● **PROBLEM DETAILS**:
Copy out the lines that have "title" in them.

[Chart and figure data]
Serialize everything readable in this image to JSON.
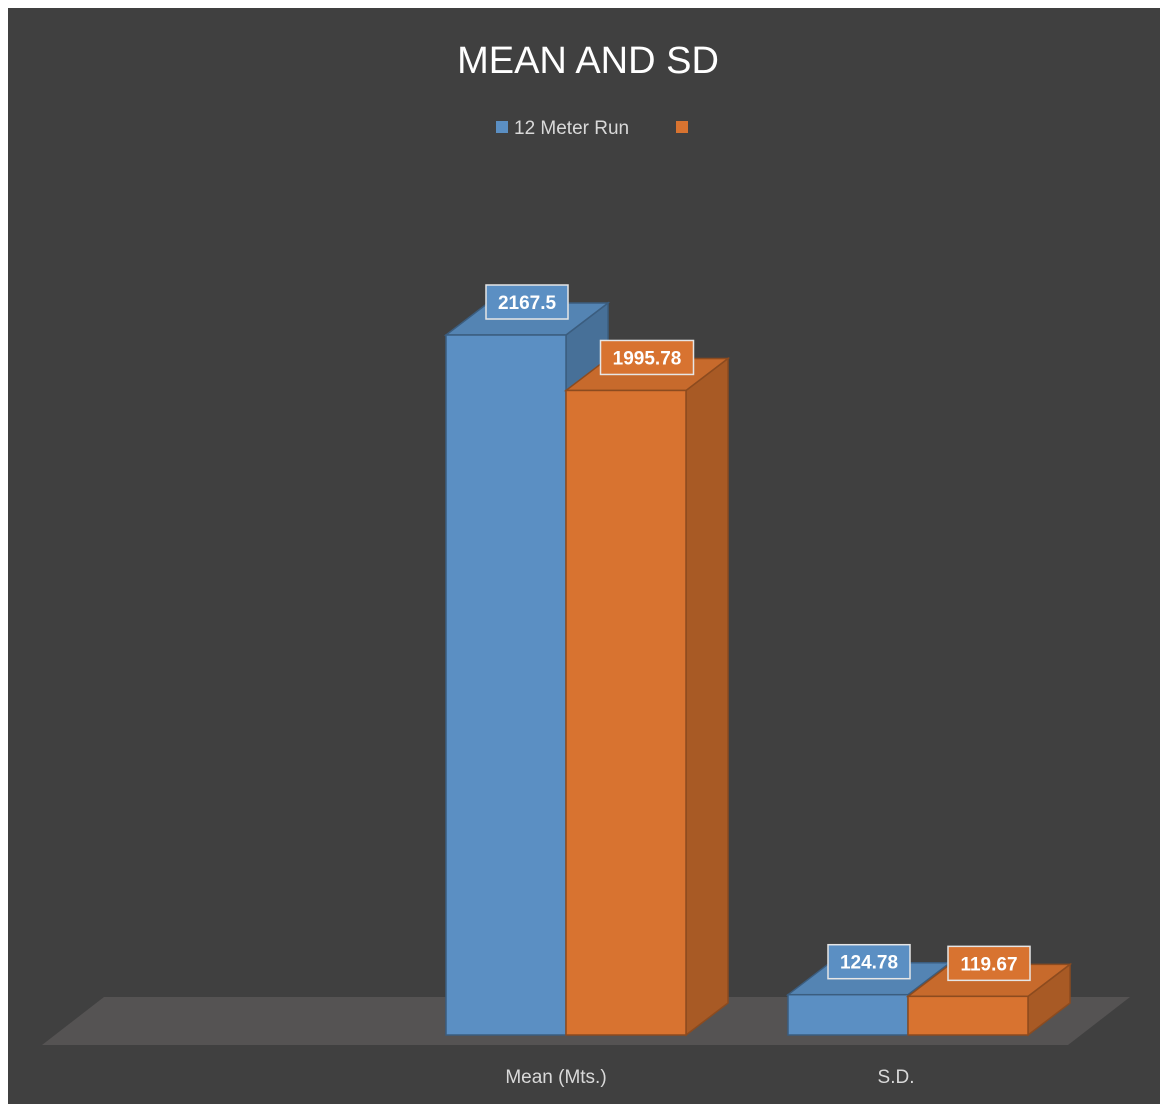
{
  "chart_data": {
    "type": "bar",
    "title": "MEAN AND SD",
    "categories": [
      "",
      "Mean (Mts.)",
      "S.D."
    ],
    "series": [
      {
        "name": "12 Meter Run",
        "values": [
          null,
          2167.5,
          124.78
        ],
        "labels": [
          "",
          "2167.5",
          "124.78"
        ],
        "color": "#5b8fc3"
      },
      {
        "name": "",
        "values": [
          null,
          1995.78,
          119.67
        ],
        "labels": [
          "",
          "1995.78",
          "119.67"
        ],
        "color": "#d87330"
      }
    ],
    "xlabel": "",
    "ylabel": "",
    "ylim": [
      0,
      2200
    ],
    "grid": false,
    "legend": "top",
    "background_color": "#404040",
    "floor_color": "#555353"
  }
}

---

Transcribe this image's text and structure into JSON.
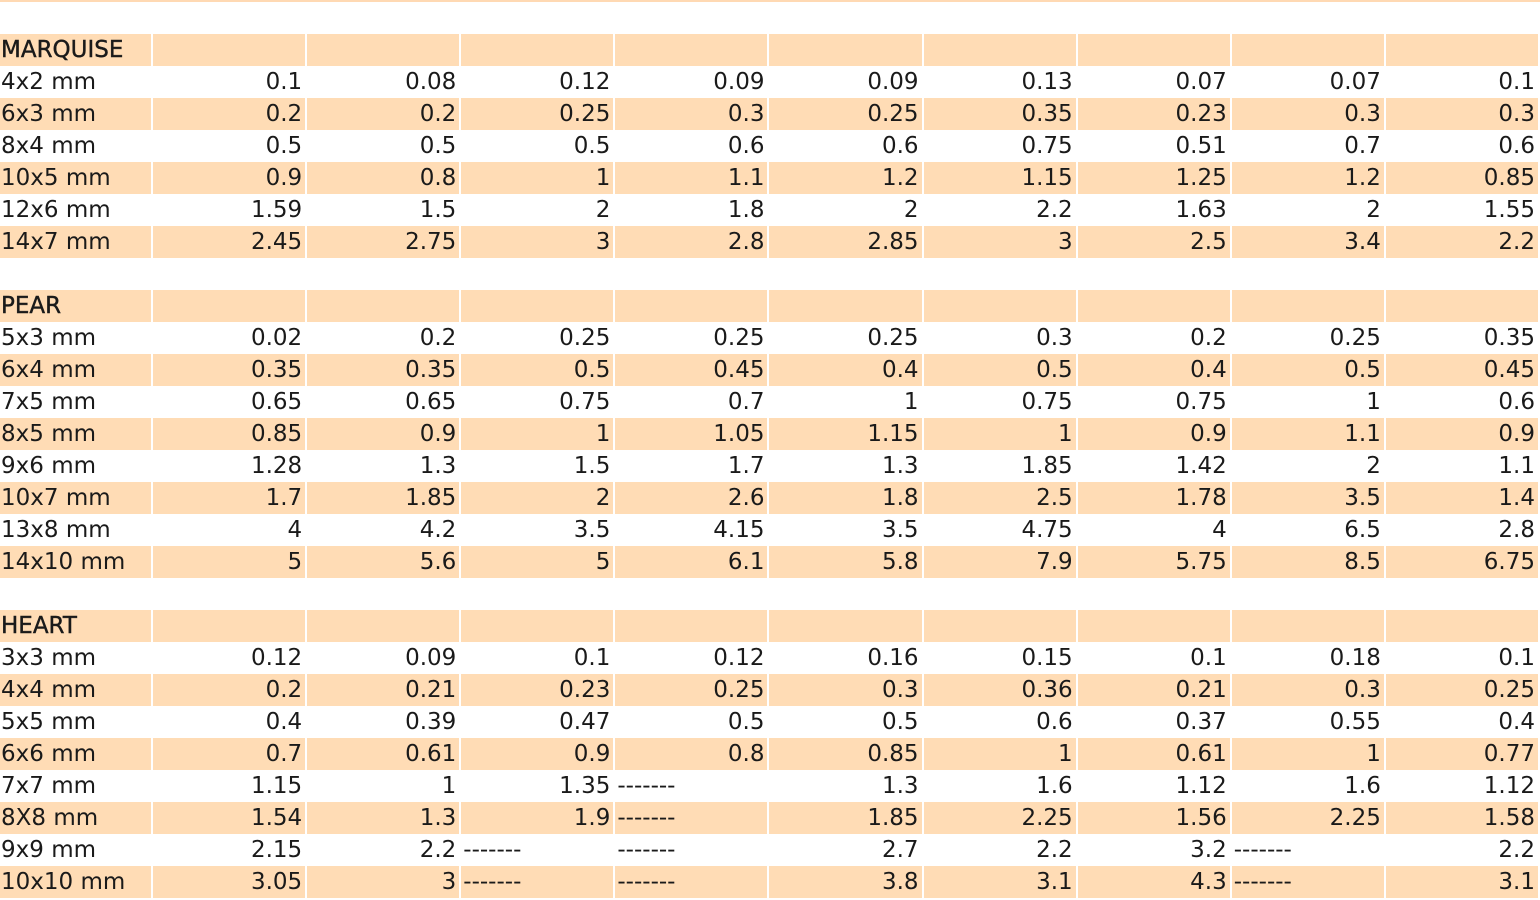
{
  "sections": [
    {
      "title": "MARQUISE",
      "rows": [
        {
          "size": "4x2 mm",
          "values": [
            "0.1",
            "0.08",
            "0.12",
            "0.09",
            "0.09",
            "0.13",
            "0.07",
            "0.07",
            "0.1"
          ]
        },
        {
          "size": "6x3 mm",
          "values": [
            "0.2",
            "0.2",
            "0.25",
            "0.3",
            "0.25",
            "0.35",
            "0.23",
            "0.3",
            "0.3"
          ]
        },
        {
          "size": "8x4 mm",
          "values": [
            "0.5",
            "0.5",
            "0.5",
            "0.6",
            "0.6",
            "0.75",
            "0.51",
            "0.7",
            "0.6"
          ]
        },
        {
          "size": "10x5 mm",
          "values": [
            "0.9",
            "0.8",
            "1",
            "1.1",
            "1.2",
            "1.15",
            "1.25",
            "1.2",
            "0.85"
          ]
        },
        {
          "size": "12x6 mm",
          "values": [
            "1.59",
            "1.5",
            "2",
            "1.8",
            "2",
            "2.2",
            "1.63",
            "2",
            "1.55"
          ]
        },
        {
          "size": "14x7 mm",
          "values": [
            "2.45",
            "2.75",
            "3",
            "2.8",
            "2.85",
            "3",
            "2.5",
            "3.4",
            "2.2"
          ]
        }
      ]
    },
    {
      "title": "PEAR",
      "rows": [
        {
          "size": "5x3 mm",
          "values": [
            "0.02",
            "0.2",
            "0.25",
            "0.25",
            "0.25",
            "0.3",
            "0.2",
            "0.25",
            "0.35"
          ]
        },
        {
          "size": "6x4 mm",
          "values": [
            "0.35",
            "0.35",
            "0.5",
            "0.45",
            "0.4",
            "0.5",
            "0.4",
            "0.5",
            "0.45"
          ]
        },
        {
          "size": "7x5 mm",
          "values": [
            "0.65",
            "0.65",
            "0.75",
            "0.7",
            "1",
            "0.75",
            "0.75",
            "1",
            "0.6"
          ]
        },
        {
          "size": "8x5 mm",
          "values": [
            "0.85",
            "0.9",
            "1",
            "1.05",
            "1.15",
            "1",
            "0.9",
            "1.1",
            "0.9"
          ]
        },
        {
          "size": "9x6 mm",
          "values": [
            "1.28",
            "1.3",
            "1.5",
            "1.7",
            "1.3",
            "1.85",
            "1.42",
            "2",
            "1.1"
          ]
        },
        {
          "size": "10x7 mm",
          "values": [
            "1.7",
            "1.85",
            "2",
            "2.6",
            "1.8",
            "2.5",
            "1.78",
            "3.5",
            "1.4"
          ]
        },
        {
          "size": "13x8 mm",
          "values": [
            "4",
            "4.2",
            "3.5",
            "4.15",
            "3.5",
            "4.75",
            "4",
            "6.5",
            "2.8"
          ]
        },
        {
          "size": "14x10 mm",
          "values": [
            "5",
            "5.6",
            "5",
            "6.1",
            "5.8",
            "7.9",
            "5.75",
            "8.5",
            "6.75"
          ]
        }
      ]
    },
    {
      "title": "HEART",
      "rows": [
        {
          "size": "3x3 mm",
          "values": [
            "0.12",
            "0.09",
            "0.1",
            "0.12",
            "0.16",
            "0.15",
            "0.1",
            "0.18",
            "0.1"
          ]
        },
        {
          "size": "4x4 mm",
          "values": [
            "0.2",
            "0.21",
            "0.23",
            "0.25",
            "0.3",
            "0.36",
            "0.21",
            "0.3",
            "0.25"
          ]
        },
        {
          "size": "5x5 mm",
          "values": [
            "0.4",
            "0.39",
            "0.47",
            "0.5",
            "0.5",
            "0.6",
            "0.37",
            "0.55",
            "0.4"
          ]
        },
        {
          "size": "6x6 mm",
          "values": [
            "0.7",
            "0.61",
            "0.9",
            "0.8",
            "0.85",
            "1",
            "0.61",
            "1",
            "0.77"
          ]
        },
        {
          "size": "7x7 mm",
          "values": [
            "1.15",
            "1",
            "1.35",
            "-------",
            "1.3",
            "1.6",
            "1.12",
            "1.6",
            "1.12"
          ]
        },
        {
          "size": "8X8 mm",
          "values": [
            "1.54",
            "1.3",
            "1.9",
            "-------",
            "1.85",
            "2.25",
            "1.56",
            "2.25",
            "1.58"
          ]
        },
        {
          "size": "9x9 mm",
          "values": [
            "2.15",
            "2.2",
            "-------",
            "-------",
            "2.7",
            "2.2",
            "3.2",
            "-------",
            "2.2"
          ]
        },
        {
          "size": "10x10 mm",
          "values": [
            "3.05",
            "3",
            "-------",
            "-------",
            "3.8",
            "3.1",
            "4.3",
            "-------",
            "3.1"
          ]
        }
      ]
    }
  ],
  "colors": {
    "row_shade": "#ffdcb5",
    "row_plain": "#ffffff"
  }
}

● **SOLUTION**:
    "title": "MEAN AND SD",
      "title": "MARQUISE",
      "title": "PEAR",
      "title": "HEART",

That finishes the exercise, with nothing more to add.